Exactly reproduce each record listed below.

━━━━━ Listed records

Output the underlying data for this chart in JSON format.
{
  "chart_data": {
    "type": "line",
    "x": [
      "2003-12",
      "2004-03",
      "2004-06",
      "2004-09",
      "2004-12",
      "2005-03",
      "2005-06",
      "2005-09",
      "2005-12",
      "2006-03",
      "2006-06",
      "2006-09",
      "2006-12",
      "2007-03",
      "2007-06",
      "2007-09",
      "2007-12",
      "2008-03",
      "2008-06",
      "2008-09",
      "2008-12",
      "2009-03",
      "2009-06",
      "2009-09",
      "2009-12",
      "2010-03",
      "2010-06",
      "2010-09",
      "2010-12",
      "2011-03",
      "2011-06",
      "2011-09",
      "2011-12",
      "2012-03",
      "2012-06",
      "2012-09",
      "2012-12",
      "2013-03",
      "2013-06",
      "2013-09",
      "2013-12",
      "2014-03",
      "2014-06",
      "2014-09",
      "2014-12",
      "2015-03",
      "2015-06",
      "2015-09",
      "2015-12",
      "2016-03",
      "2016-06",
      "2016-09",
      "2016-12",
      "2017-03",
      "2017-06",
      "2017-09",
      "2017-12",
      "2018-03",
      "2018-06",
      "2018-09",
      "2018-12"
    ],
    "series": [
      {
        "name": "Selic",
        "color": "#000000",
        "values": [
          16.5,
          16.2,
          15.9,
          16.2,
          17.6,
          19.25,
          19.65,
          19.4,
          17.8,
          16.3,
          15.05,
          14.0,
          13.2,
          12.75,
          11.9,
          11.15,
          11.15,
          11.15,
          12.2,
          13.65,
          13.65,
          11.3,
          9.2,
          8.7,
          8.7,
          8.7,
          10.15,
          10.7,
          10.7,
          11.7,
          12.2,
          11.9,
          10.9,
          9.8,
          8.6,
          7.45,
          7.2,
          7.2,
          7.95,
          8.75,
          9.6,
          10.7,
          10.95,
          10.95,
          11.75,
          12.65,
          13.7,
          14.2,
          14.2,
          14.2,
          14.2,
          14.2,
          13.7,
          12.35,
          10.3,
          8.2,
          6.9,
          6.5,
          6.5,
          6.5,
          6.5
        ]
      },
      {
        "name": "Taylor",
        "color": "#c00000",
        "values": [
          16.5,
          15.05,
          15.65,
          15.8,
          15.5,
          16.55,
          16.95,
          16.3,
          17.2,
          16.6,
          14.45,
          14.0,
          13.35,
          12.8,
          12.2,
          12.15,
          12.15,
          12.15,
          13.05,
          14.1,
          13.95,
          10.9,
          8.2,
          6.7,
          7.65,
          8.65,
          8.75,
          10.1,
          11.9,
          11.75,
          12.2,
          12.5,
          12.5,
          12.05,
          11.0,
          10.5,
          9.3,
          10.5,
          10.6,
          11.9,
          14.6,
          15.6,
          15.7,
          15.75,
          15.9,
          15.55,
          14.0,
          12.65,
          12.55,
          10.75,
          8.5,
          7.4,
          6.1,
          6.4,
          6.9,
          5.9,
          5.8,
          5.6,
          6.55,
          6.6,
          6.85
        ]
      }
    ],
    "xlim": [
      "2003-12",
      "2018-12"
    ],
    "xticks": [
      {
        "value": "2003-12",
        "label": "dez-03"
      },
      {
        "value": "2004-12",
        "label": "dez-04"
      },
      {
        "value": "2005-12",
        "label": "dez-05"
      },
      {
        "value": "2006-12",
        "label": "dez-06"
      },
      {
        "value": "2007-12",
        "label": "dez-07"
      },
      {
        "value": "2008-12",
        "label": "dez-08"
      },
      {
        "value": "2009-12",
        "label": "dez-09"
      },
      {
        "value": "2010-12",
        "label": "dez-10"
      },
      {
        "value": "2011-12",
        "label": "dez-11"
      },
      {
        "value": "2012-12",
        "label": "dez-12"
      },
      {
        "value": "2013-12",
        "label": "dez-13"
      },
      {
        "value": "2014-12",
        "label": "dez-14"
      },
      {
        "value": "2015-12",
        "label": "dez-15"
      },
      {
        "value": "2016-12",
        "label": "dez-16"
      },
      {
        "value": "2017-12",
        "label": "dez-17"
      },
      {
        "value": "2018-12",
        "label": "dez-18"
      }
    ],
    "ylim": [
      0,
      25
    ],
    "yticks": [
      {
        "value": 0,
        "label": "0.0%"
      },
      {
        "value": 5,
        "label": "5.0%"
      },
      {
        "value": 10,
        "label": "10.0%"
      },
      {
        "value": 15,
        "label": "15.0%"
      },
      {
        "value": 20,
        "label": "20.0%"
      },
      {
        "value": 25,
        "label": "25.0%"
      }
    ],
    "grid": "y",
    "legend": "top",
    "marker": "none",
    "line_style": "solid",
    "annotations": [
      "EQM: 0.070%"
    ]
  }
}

━━━━━━━━━━

- Correct result -
Output the underlying data for this chart in JSON format.
{
  "chart_data": {
    "type": "line",
    "x": [
      "2003-12",
      "2004-03",
      "2004-06",
      "2004-09",
      "2004-12",
      "2005-03",
      "2005-06",
      "2005-09",
      "2005-12",
      "2006-03",
      "2006-06",
      "2006-09",
      "2006-12",
      "2007-03",
      "2007-06",
      "2007-09",
      "2007-12",
      "2008-03",
      "2008-06",
      "2008-09",
      "2008-12",
      "2009-03",
      "2009-06",
      "2009-09",
      "2009-12",
      "2010-03",
      "2010-06",
      "2010-09",
      "2010-12",
      "2011-03",
      "2011-06",
      "2011-09",
      "2011-12",
      "2012-03",
      "2012-06",
      "2012-09",
      "2012-12",
      "2013-03",
      "2013-06",
      "2013-09",
      "2013-12",
      "2014-03",
      "2014-06",
      "2014-09",
      "2014-12",
      "2015-03",
      "2015-06",
      "2015-09",
      "2015-12",
      "2016-03",
      "2016-06",
      "2016-09",
      "2016-12",
      "2017-03",
      "2017-06",
      "2017-09",
      "2017-12",
      "2018-03",
      "2018-06",
      "2018-09",
      "2018-12"
    ],
    "series": [
      {
        "name": "Selic",
        "color": "#000000",
        "values": [
          16.5,
          16.2,
          15.9,
          16.2,
          17.6,
          19.25,
          19.65,
          19.4,
          17.8,
          16.3,
          15.05,
          14.0,
          13.2,
          12.75,
          11.9,
          11.15,
          11.15,
          11.15,
          12.2,
          13.65,
          13.65,
          11.3,
          9.2,
          8.7,
          8.7,
          8.7,
          10.15,
          10.7,
          10.7,
          11.7,
          12.2,
          11.9,
          10.9,
          9.8,
          8.6,
          7.45,
          7.2,
          7.2,
          7.95,
          8.75,
          9.6,
          10.7,
          10.95,
          10.95,
          11.75,
          12.65,
          13.7,
          14.2,
          14.2,
          14.2,
          14.2,
          14.2,
          13.7,
          12.35,
          10.3,
          8.2,
          6.9,
          6.5,
          6.5,
          6.5,
          6.5
        ]
      },
      {
        "name": "Taylor",
        "color": "#c00000",
        "values": [
          16.5,
          15.05,
          15.65,
          15.8,
          15.5,
          16.55,
          16.95,
          16.3,
          17.2,
          16.6,
          14.45,
          14.0,
          13.35,
          12.8,
          12.2,
          12.15,
          12.15,
          12.15,
          13.05,
          14.1,
          13.95,
          10.9,
          8.2,
          6.7,
          7.65,
          8.65,
          8.75,
          10.1,
          11.9,
          11.75,
          12.2,
          12.5,
          12.5,
          12.05,
          11.0,
          10.5,
          9.3,
          10.5,
          10.6,
          11.9,
          14.6,
          15.6,
          15.7,
          15.75,
          15.9,
          15.55,
          14.0,
          12.65,
          12.55,
          10.75,
          8.5,
          7.4,
          6.1,
          6.4,
          6.9,
          5.9,
          5.8,
          5.6,
          6.55,
          6.6,
          6.85
        ]
      }
    ],
    "xlim": [
      "2003-12",
      "2018-12"
    ],
    "xticks": [
      {
        "value": "2003-12",
        "label": "dez-03"
      },
      {
        "value": "2004-12",
        "label": "dez-04"
      },
      {
        "value": "2005-12",
        "label": "dez-05"
      },
      {
        "value": "2006-12",
        "label": "dez-06"
      },
      {
        "value": "2007-12",
        "label": "dez-07"
      },
      {
        "value": "2008-12",
        "label": "dez-08"
      },
      {
        "value": "2009-12",
        "label": "dez-09"
      },
      {
        "value": "2010-12",
        "label": "dez-10"
      },
      {
        "value": "2011-12",
        "label": "dez-11"
      },
      {
        "value": "2012-12",
        "label": "dez-12"
      },
      {
        "value": "2013-12",
        "label": "dez-13"
      },
      {
        "value": "2014-12",
        "label": "dez-14"
      },
      {
        "value": "2015-12",
        "label": "dez-15"
      },
      {
        "value": "2016-12",
        "label": "dez-16"
      },
      {
        "value": "2017-12",
        "label": "dez-17"
      },
      {
        "value": "2018-12",
        "label": "dez-18"
      }
    ],
    "ylim": [
      0,
      25
    ],
    "yticks": [
      {
        "value": 0,
        "label": "0.0%"
      },
      {
        "value": 5,
        "label": "5.0%"
      },
      {
        "value": 10,
        "label": "10.0%"
      },
      {
        "value": 15,
        "label": "15.0%"
      },
      {
        "value": 20,
        "label": "20.0%"
      },
      {
        "value": 25,
        "label": "25.0%"
      }
    ],
    "grid": "y",
    "legend": "top",
    "marker": "none",
    "line_style": "solid",
    "annotations": [
      "EQM: 0.070%"
    ]
  }
}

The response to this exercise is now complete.